» **Task goal**: Copy out each line below that has the word "JSON" in it.

· · · · · · ·

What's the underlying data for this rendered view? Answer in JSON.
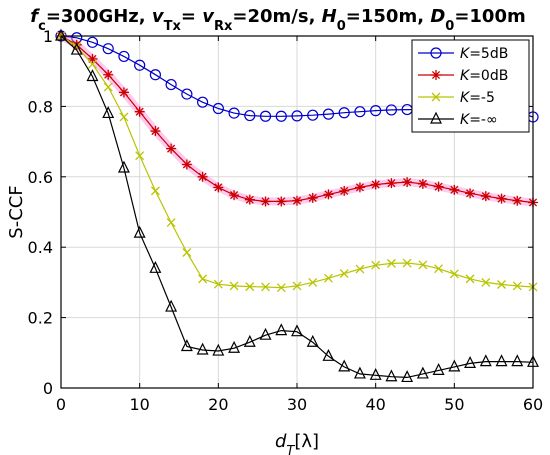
{
  "chart_data": {
    "type": "line",
    "title": {
      "parts": [
        {
          "t": "f",
          "i": true
        },
        {
          "t": "c",
          "sub": true
        },
        {
          "t": "=300GHz,  "
        },
        {
          "t": "v",
          "i": true
        },
        {
          "t": "Tx",
          "sub": true
        },
        {
          "t": "= "
        },
        {
          "t": "v",
          "i": true
        },
        {
          "t": "Rx",
          "sub": true
        },
        {
          "t": "=20m/s,  "
        },
        {
          "t": "H",
          "i": true
        },
        {
          "t": "0",
          "sub": true
        },
        {
          "t": "=150m,  "
        },
        {
          "t": "D",
          "i": true
        },
        {
          "t": "0",
          "sub": true
        },
        {
          "t": "=100m"
        }
      ]
    },
    "xlabel": {
      "parts": [
        {
          "t": "d",
          "i": true
        },
        {
          "t": "T",
          "sub": true,
          "i": true
        },
        {
          "t": "[λ]"
        }
      ]
    },
    "ylabel": "S-CCF",
    "xlim": [
      0,
      60
    ],
    "ylim": [
      0,
      1
    ],
    "xticks": [
      0,
      10,
      20,
      30,
      40,
      50,
      60
    ],
    "yticks": [
      0,
      0.2,
      0.4,
      0.6,
      0.8,
      1
    ],
    "ytick_labels": [
      "0",
      "0.2",
      "0.4",
      "0.6",
      "0.8",
      "1"
    ],
    "grid": true,
    "legend_position": "top-right",
    "x": [
      0,
      2,
      4,
      6,
      8,
      10,
      12,
      14,
      16,
      18,
      20,
      22,
      24,
      26,
      28,
      30,
      32,
      34,
      36,
      38,
      40,
      42,
      44,
      46,
      48,
      50,
      52,
      54,
      56,
      58,
      60
    ],
    "series": [
      {
        "name": {
          "parts": [
            {
              "t": "K",
              "i": true
            },
            {
              "t": "=5dB"
            }
          ]
        },
        "color": "#0000cc",
        "marker": "circle",
        "values": [
          1.0,
          0.995,
          0.982,
          0.964,
          0.942,
          0.917,
          0.89,
          0.862,
          0.835,
          0.812,
          0.794,
          0.781,
          0.774,
          0.772,
          0.772,
          0.773,
          0.775,
          0.778,
          0.782,
          0.785,
          0.788,
          0.79,
          0.791,
          0.791,
          0.79,
          0.789,
          0.787,
          0.786,
          0.785,
          0.785,
          0.77
        ]
      },
      {
        "name": {
          "parts": [
            {
              "t": "K",
              "i": true
            },
            {
              "t": "=0dB"
            }
          ]
        },
        "color": "#cc0000",
        "glow": "#ff88dd",
        "marker": "star",
        "values": [
          1.0,
          0.975,
          0.935,
          0.89,
          0.84,
          0.785,
          0.73,
          0.68,
          0.635,
          0.6,
          0.57,
          0.548,
          0.535,
          0.53,
          0.53,
          0.532,
          0.54,
          0.55,
          0.56,
          0.57,
          0.578,
          0.582,
          0.585,
          0.58,
          0.572,
          0.563,
          0.553,
          0.545,
          0.538,
          0.532,
          0.527
        ]
      },
      {
        "name": {
          "parts": [
            {
              "t": "K",
              "i": true
            },
            {
              "t": "=-5"
            }
          ]
        },
        "color": "#b8c400",
        "marker": "x",
        "values": [
          1.0,
          0.97,
          0.92,
          0.855,
          0.77,
          0.66,
          0.56,
          0.47,
          0.385,
          0.31,
          0.295,
          0.29,
          0.288,
          0.287,
          0.285,
          0.29,
          0.3,
          0.312,
          0.325,
          0.338,
          0.349,
          0.354,
          0.355,
          0.35,
          0.339,
          0.324,
          0.31,
          0.3,
          0.294,
          0.29,
          0.287
        ]
      },
      {
        "name": {
          "parts": [
            {
              "t": "K",
              "i": true
            },
            {
              "t": "=-∞"
            }
          ]
        },
        "color": "#000000",
        "marker": "triangle",
        "values": [
          1.0,
          0.96,
          0.885,
          0.78,
          0.625,
          0.44,
          0.34,
          0.23,
          0.118,
          0.108,
          0.105,
          0.113,
          0.13,
          0.15,
          0.163,
          0.16,
          0.13,
          0.09,
          0.06,
          0.04,
          0.036,
          0.032,
          0.03,
          0.04,
          0.05,
          0.06,
          0.07,
          0.075,
          0.075,
          0.075,
          0.073
        ]
      }
    ]
  }
}
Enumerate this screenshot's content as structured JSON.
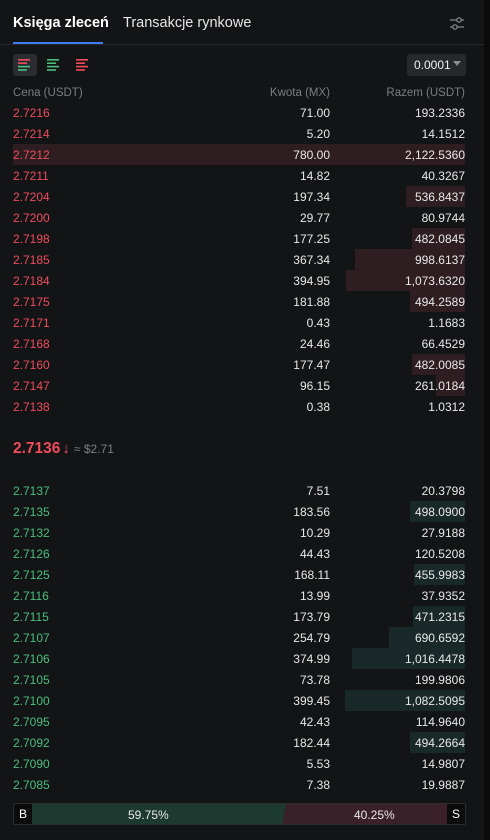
{
  "tabs": {
    "order_book": "Księga zleceń",
    "market_trades": "Transakcje rynkowe"
  },
  "toolbar": {
    "precision": "0.0001"
  },
  "columns": {
    "price": "Cena (USDT)",
    "amount": "Kwota (MX)",
    "total": "Razem (USDT)"
  },
  "asks": [
    {
      "price": "2.7216",
      "amount": "71.00",
      "total": "193.2336",
      "depth": 0.0
    },
    {
      "price": "2.7214",
      "amount": "5.20",
      "total": "14.1512",
      "depth": 0.0
    },
    {
      "price": "2.7212",
      "amount": "780.00",
      "total": "2,122.5360",
      "depth": 1.0
    },
    {
      "price": "2.7211",
      "amount": "14.82",
      "total": "40.3267",
      "depth": 0.0
    },
    {
      "price": "2.7204",
      "amount": "197.34",
      "total": "536.8437",
      "depth": 0.253
    },
    {
      "price": "2.7200",
      "amount": "29.77",
      "total": "80.9744",
      "depth": 0.0
    },
    {
      "price": "2.7198",
      "amount": "177.25",
      "total": "482.0845",
      "depth": 0.227
    },
    {
      "price": "2.7185",
      "amount": "367.34",
      "total": "998.6137",
      "depth": 0.47
    },
    {
      "price": "2.7184",
      "amount": "394.95",
      "total": "1,073.6320",
      "depth": 0.506
    },
    {
      "price": "2.7175",
      "amount": "181.88",
      "total": "494.2589",
      "depth": 0.233
    },
    {
      "price": "2.7171",
      "amount": "0.43",
      "total": "1.1683",
      "depth": 0.0
    },
    {
      "price": "2.7168",
      "amount": "24.46",
      "total": "66.4529",
      "depth": 0.0
    },
    {
      "price": "2.7160",
      "amount": "177.47",
      "total": "482.0085",
      "depth": 0.227
    },
    {
      "price": "2.7147",
      "amount": "96.15",
      "total": "261.0184",
      "depth": 0.123
    },
    {
      "price": "2.7138",
      "amount": "0.38",
      "total": "1.0312",
      "depth": 0.0
    }
  ],
  "mid": {
    "price": "2.7136",
    "arrow": "↓",
    "usd": "≈ $2.71"
  },
  "bids": [
    {
      "price": "2.7137",
      "amount": "7.51",
      "total": "20.3798",
      "depth": 0.0
    },
    {
      "price": "2.7135",
      "amount": "183.56",
      "total": "498.0900",
      "depth": 0.235
    },
    {
      "price": "2.7132",
      "amount": "10.29",
      "total": "27.9188",
      "depth": 0.0
    },
    {
      "price": "2.7126",
      "amount": "44.43",
      "total": "120.5208",
      "depth": 0.0
    },
    {
      "price": "2.7125",
      "amount": "168.11",
      "total": "455.9983",
      "depth": 0.215
    },
    {
      "price": "2.7116",
      "amount": "13.99",
      "total": "37.9352",
      "depth": 0.0
    },
    {
      "price": "2.7115",
      "amount": "173.79",
      "total": "471.2315",
      "depth": 0.222
    },
    {
      "price": "2.7107",
      "amount": "254.79",
      "total": "690.6592",
      "depth": 0.325
    },
    {
      "price": "2.7106",
      "amount": "374.99",
      "total": "1,016.4478",
      "depth": 0.479
    },
    {
      "price": "2.7105",
      "amount": "73.78",
      "total": "199.9806",
      "depth": 0.0
    },
    {
      "price": "2.7100",
      "amount": "399.45",
      "total": "1,082.5095",
      "depth": 0.51
    },
    {
      "price": "2.7095",
      "amount": "42.43",
      "total": "114.9640",
      "depth": 0.0
    },
    {
      "price": "2.7092",
      "amount": "182.44",
      "total": "494.2664",
      "depth": 0.233
    },
    {
      "price": "2.7090",
      "amount": "5.53",
      "total": "14.9807",
      "depth": 0.0
    },
    {
      "price": "2.7085",
      "amount": "7.38",
      "total": "19.9887",
      "depth": 0.0
    }
  ],
  "ratio": {
    "buy_label": "B",
    "sell_label": "S",
    "buy_pct": "59.75%",
    "sell_pct": "40.25%",
    "buy_fraction": 0.5975
  },
  "colors": {
    "ask": "#ef4d5d",
    "bid": "#4cbf7d",
    "accent": "#3d7bf7"
  }
}
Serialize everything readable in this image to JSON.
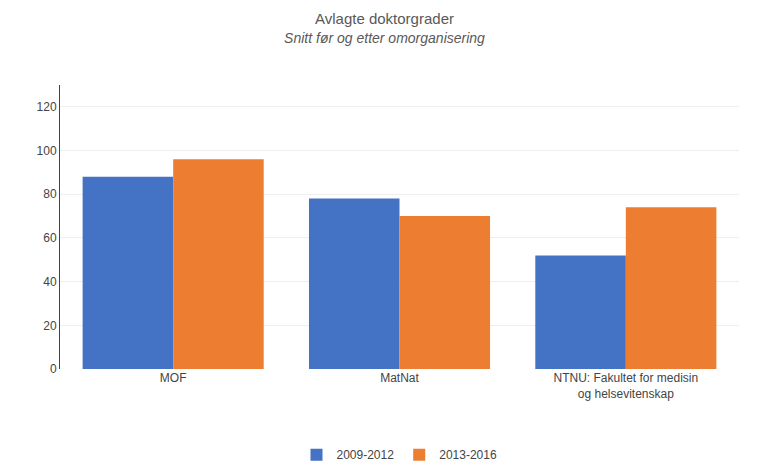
{
  "chart_data": {
    "type": "bar",
    "title": "Avlagte doktorgrader",
    "subtitle": "Snitt før og etter omorganisering",
    "categories": [
      "MOF",
      "MatNat",
      "NTNU: Fakultet for medisin\nog helsevitenskap"
    ],
    "series": [
      {
        "name": "2009-2012",
        "color": "#4472C4",
        "values": [
          88,
          78,
          52
        ]
      },
      {
        "name": "2013-2016",
        "color": "#ED7D31",
        "values": [
          96,
          70,
          74
        ]
      }
    ],
    "ylim": [
      0,
      130
    ],
    "yticks": [
      0,
      20,
      40,
      60,
      80,
      100,
      120
    ],
    "grid": true,
    "legend": "bottom"
  }
}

· · · · · · ·

» **The completed task**:
What's the underlying data for this rendered view? Answer in JSON.
Enumerate this screenshot's content as structured JSON.
Serialize everything readable in this image to JSON.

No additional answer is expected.